**Your objective:**
Make an exact copy of all the entries, with the pictures left out.

(Collected data)
---*---

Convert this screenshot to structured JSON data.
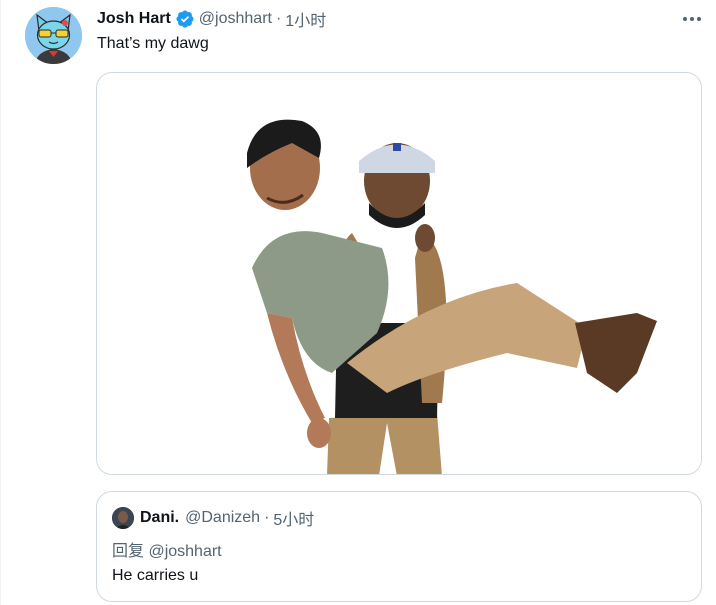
{
  "tweet": {
    "author_name": "Josh Hart",
    "handle": "@joshhart",
    "separator": "·",
    "time": "1小时",
    "text": "That’s my dawg",
    "verified": true
  },
  "icons": {
    "verified": "verified-badge-icon",
    "more": "more-options-icon"
  },
  "quote": {
    "author_name": "Dani.",
    "handle": "@Danizeh",
    "separator": "·",
    "time": "5小时",
    "reply_prefix": "回复 ",
    "reply_mention": "@joshhart",
    "text": "He carries u"
  },
  "colors": {
    "text": "#0f1419",
    "secondary": "#536471",
    "border": "#cfd9de",
    "verified": "#1d9bf0",
    "avatar_bg": "#8fc7ef"
  }
}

---*---

**Full answer:**
Convert this screenshot to structured JSON data.
{
  "tweet": {
    "author_name": "Josh Hart",
    "handle": "@joshhart",
    "separator": "·",
    "time": "1小时",
    "text": "That’s my dawg",
    "verified": true
  },
  "icons": {
    "verified": "verified-badge-icon",
    "more": "more-options-icon"
  },
  "quote": {
    "author_name": "Dani.",
    "handle": "@Danizeh",
    "separator": "·",
    "time": "5小时",
    "reply_prefix": "回复 ",
    "reply_mention": "@joshhart",
    "text": "He carries u"
  },
  "colors": {
    "text": "#0f1419",
    "secondary": "#536471",
    "border": "#cfd9de",
    "verified": "#1d9bf0",
    "avatar_bg": "#8fc7ef"
  }
}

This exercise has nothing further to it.